----- Dataset records

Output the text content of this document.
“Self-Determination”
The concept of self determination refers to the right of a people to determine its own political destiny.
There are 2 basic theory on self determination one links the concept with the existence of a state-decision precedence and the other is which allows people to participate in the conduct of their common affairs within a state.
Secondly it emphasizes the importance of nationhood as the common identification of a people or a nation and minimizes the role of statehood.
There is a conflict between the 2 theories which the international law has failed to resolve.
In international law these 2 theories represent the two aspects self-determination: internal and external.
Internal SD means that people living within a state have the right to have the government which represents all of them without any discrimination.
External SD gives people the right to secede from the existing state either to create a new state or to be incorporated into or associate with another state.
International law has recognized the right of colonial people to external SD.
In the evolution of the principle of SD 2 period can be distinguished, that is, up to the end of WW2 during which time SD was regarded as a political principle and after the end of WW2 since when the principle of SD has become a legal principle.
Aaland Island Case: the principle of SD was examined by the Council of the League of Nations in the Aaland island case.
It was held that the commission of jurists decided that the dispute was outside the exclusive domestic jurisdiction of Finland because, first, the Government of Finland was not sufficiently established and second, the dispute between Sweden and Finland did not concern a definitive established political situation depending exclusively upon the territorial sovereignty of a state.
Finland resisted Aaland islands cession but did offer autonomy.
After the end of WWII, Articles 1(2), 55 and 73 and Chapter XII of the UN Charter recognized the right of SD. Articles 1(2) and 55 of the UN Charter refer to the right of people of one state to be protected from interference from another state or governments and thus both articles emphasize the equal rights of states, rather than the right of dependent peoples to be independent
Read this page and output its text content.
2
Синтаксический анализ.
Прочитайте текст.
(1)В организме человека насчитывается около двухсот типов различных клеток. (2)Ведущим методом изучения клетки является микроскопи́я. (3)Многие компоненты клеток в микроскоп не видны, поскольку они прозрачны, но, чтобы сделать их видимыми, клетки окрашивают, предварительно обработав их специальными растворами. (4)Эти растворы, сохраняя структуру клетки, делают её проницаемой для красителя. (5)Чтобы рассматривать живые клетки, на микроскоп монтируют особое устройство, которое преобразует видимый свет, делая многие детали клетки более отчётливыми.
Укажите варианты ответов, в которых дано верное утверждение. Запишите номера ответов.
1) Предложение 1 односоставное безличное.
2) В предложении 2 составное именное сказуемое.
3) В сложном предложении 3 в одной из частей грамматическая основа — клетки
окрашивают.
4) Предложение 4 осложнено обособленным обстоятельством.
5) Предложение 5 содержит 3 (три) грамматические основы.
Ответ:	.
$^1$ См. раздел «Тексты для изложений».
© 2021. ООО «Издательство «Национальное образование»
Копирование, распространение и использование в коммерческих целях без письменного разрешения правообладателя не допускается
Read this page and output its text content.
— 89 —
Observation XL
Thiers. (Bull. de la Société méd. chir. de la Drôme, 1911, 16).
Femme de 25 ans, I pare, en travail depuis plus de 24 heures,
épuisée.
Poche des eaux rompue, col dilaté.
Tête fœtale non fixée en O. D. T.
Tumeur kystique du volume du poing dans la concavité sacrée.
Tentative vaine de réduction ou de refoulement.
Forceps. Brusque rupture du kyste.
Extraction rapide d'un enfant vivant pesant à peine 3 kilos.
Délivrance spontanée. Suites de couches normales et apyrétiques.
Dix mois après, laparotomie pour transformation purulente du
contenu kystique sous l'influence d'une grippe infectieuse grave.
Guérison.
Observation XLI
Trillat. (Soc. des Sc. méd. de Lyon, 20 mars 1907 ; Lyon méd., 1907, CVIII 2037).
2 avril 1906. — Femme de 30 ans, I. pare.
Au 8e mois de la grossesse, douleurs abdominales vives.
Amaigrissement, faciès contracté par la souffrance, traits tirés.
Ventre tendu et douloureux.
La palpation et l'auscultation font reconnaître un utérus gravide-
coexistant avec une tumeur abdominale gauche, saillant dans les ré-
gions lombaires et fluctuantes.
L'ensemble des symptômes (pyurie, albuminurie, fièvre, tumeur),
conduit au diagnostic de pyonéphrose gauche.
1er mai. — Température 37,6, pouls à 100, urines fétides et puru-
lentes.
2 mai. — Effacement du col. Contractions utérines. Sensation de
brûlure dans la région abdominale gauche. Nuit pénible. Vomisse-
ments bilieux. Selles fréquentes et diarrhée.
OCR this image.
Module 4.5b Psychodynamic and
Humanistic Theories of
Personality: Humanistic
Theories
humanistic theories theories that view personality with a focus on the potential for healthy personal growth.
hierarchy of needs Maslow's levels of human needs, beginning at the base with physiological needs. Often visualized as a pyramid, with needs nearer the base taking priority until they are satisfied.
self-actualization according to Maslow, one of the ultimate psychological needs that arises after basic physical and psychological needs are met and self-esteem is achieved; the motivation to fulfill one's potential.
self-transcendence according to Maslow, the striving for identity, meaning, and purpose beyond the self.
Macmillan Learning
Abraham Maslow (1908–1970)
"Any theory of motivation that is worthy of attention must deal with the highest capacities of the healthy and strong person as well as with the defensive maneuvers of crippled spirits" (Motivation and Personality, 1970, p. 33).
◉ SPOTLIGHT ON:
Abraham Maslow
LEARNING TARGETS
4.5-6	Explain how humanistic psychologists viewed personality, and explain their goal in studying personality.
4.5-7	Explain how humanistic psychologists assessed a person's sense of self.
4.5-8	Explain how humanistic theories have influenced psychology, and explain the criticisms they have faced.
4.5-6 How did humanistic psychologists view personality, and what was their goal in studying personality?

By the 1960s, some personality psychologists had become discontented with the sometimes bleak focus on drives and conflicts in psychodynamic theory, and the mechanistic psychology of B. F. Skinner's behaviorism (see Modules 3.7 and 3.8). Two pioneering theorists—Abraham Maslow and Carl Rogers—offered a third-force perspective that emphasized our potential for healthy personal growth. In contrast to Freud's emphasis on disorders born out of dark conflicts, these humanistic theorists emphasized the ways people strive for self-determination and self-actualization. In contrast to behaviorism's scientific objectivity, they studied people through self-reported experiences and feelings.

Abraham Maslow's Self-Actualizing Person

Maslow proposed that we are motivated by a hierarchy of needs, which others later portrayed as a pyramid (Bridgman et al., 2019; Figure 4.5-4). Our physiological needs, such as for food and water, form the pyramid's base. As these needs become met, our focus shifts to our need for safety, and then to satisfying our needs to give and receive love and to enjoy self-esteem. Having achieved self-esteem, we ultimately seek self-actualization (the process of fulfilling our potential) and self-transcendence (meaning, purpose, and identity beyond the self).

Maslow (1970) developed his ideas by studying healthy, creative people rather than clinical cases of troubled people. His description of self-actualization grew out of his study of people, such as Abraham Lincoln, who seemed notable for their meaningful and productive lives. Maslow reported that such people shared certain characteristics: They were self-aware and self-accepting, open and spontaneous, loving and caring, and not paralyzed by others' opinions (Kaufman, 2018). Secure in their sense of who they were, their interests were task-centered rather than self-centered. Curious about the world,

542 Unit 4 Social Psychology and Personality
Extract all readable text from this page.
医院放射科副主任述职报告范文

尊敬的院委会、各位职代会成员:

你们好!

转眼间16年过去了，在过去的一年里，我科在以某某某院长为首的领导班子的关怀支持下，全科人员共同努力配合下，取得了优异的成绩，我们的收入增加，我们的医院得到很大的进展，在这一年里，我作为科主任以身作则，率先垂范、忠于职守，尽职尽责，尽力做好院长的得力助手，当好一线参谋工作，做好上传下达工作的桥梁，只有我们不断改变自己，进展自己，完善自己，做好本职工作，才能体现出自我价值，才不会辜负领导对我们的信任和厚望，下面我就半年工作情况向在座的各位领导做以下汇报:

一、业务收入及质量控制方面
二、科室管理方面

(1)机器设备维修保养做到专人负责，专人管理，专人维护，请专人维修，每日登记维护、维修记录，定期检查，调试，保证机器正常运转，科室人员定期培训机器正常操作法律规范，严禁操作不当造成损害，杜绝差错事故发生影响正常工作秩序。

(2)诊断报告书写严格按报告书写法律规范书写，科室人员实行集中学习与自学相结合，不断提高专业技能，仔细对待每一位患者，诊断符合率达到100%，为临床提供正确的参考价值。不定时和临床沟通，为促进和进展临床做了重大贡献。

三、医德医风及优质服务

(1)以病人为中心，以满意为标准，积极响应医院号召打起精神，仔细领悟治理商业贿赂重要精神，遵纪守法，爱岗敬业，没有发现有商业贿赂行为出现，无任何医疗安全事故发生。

----------

Task prompt
In the listing above, find the line containing "Extract all readable text from this page.", then reproduce it and each line after it through the end, exactly and with nothing added.

Result below
Extract all readable text from this page.
医院放射科副主任述职报告范文

尊敬的院委会、各位职代会成员:

你们好!

转眼间16年过去了，在过去的一年里，我科在以某某某院长为首的领导班子的关怀支持下，全科人员共同努力配合下，取得了优异的成绩，我们的收入增加，我们的医院得到很大的进展，在这一年里，我作为科主任以身作则，率先垂范、忠于职守，尽职尽责，尽力做好院长的得力助手，当好一线参谋工作，做好上传下达工作的桥梁，只有我们不断改变自己，进展自己，完善自己，做好本职工作，才能体现出自我价值，才不会辜负领导对我们的信任和厚望，下面我就半年工作情况向在座的各位领导做以下汇报:

一、业务收入及质量控制方面
二、科室管理方面

(1)机器设备维修保养做到专人负责，专人管理，专人维护，请专人维修，每日登记维护、维修记录，定期检查，调试，保证机器正常运转，科室人员定期培训机器正常操作法律规范，严禁操作不当造成损害，杜绝差错事故发生影响正常工作秩序。

(2)诊断报告书写严格按报告书写法律规范书写，科室人员实行集中学习与自学相结合，不断提高专业技能，仔细对待每一位患者，诊断符合率达到100%，为临床提供正确的参考价值。不定时和临床沟通，为促进和进展临床做了重大贡献。

三、医德医风及优质服务

(1)以病人为中心，以满意为标准，积极响应医院号召打起精神，仔细领悟治理商业贿赂重要精神，遵纪守法，爱岗敬业，没有发现有商业贿赂行为出现，无任何医疗安全事故发生。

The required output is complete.